** Start Provided information **
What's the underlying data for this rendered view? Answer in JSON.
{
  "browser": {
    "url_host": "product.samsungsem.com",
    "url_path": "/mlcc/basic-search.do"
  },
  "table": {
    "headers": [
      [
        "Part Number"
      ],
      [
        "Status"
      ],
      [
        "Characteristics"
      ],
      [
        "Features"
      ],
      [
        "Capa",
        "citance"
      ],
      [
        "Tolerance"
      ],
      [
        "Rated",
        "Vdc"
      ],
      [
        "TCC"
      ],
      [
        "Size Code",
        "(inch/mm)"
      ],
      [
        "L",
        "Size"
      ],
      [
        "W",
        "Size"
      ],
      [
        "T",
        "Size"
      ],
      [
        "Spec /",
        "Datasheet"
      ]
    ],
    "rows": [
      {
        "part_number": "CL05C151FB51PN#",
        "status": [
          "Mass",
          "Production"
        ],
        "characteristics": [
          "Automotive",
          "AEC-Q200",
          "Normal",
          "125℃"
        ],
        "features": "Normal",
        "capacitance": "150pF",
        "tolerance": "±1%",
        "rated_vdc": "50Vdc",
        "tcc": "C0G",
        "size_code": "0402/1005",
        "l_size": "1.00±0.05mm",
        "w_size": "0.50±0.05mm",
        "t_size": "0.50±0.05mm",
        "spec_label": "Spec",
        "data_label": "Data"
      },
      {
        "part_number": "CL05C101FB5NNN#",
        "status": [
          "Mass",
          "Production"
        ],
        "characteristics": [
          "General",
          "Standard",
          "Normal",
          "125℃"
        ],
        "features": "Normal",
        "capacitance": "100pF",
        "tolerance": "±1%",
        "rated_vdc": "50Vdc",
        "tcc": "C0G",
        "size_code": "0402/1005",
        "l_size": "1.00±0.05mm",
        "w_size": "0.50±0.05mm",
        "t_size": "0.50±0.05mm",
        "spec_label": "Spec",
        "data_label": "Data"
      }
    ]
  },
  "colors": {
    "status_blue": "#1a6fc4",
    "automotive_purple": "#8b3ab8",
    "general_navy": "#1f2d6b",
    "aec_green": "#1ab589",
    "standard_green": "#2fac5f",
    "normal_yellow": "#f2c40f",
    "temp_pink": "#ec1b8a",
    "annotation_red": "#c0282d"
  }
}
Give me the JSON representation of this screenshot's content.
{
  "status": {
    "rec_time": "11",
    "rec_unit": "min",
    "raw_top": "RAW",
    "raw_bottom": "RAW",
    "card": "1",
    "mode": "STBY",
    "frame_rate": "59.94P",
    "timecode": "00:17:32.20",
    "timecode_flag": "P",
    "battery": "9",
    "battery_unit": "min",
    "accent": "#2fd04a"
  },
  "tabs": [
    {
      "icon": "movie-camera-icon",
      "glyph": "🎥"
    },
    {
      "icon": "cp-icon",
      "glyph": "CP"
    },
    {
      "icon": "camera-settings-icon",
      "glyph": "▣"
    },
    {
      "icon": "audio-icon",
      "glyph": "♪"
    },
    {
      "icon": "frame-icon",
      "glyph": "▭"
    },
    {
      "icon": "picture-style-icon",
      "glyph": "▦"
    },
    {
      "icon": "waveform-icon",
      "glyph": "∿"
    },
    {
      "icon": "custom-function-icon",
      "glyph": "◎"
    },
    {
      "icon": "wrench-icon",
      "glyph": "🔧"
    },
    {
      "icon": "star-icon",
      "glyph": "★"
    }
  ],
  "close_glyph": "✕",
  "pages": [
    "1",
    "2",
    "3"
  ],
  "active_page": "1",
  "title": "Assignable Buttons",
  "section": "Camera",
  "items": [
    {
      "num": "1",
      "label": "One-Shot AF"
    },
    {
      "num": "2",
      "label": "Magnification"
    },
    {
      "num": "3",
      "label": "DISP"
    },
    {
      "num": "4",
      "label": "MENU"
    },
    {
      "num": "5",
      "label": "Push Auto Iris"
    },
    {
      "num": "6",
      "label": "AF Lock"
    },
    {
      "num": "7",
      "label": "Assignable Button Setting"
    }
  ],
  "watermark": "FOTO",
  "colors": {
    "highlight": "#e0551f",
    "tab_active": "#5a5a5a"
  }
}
** End Provided information **
* Problem requirements
Every entry must be output again, exactly as written above.

* Reply to the exercise
What's the underlying data for this rendered view? Answer in JSON.
{
  "browser": {
    "url_host": "product.samsungsem.com",
    "url_path": "/mlcc/basic-search.do"
  },
  "table": {
    "headers": [
      [
        "Part Number"
      ],
      [
        "Status"
      ],
      [
        "Characteristics"
      ],
      [
        "Features"
      ],
      [
        "Capa",
        "citance"
      ],
      [
        "Tolerance"
      ],
      [
        "Rated",
        "Vdc"
      ],
      [
        "TCC"
      ],
      [
        "Size Code",
        "(inch/mm)"
      ],
      [
        "L",
        "Size"
      ],
      [
        "W",
        "Size"
      ],
      [
        "T",
        "Size"
      ],
      [
        "Spec /",
        "Datasheet"
      ]
    ],
    "rows": [
      {
        "part_number": "CL05C151FB51PN#",
        "status": [
          "Mass",
          "Production"
        ],
        "characteristics": [
          "Automotive",
          "AEC-Q200",
          "Normal",
          "125℃"
        ],
        "features": "Normal",
        "capacitance": "150pF",
        "tolerance": "±1%",
        "rated_vdc": "50Vdc",
        "tcc": "C0G",
        "size_code": "0402/1005",
        "l_size": "1.00±0.05mm",
        "w_size": "0.50±0.05mm",
        "t_size": "0.50±0.05mm",
        "spec_label": "Spec",
        "data_label": "Data"
      },
      {
        "part_number": "CL05C101FB5NNN#",
        "status": [
          "Mass",
          "Production"
        ],
        "characteristics": [
          "General",
          "Standard",
          "Normal",
          "125℃"
        ],
        "features": "Normal",
        "capacitance": "100pF",
        "tolerance": "±1%",
        "rated_vdc": "50Vdc",
        "tcc": "C0G",
        "size_code": "0402/1005",
        "l_size": "1.00±0.05mm",
        "w_size": "0.50±0.05mm",
        "t_size": "0.50±0.05mm",
        "spec_label": "Spec",
        "data_label": "Data"
      }
    ]
  },
  "colors": {
    "status_blue": "#1a6fc4",
    "automotive_purple": "#8b3ab8",
    "general_navy": "#1f2d6b",
    "aec_green": "#1ab589",
    "standard_green": "#2fac5f",
    "normal_yellow": "#f2c40f",
    "temp_pink": "#ec1b8a",
    "annotation_red": "#c0282d"
  }
}
Give me the JSON representation of this screenshot's content.
{
  "status": {
    "rec_time": "11",
    "rec_unit": "min",
    "raw_top": "RAW",
    "raw_bottom": "RAW",
    "card": "1",
    "mode": "STBY",
    "frame_rate": "59.94P",
    "timecode": "00:17:32.20",
    "timecode_flag": "P",
    "battery": "9",
    "battery_unit": "min",
    "accent": "#2fd04a"
  },
  "tabs": [
    {
      "icon": "movie-camera-icon",
      "glyph": "🎥"
    },
    {
      "icon": "cp-icon",
      "glyph": "CP"
    },
    {
      "icon": "camera-settings-icon",
      "glyph": "▣"
    },
    {
      "icon": "audio-icon",
      "glyph": "♪"
    },
    {
      "icon": "frame-icon",
      "glyph": "▭"
    },
    {
      "icon": "picture-style-icon",
      "glyph": "▦"
    },
    {
      "icon": "waveform-icon",
      "glyph": "∿"
    },
    {
      "icon": "custom-function-icon",
      "glyph": "◎"
    },
    {
      "icon": "wrench-icon",
      "glyph": "🔧"
    },
    {
      "icon": "star-icon",
      "glyph": "★"
    }
  ],
  "close_glyph": "✕",
  "pages": [
    "1",
    "2",
    "3"
  ],
  "active_page": "1",
  "title": "Assignable Buttons",
  "section": "Camera",
  "items": [
    {
      "num": "1",
      "label": "One-Shot AF"
    },
    {
      "num": "2",
      "label": "Magnification"
    },
    {
      "num": "3",
      "label": "DISP"
    },
    {
      "num": "4",
      "label": "MENU"
    },
    {
      "num": "5",
      "label": "Push Auto Iris"
    },
    {
      "num": "6",
      "label": "AF Lock"
    },
    {
      "num": "7",
      "label": "Assignable Button Setting"
    }
  ],
  "watermark": "FOTO",
  "colors": {
    "highlight": "#e0551f",
    "tab_active": "#5a5a5a"
  }
}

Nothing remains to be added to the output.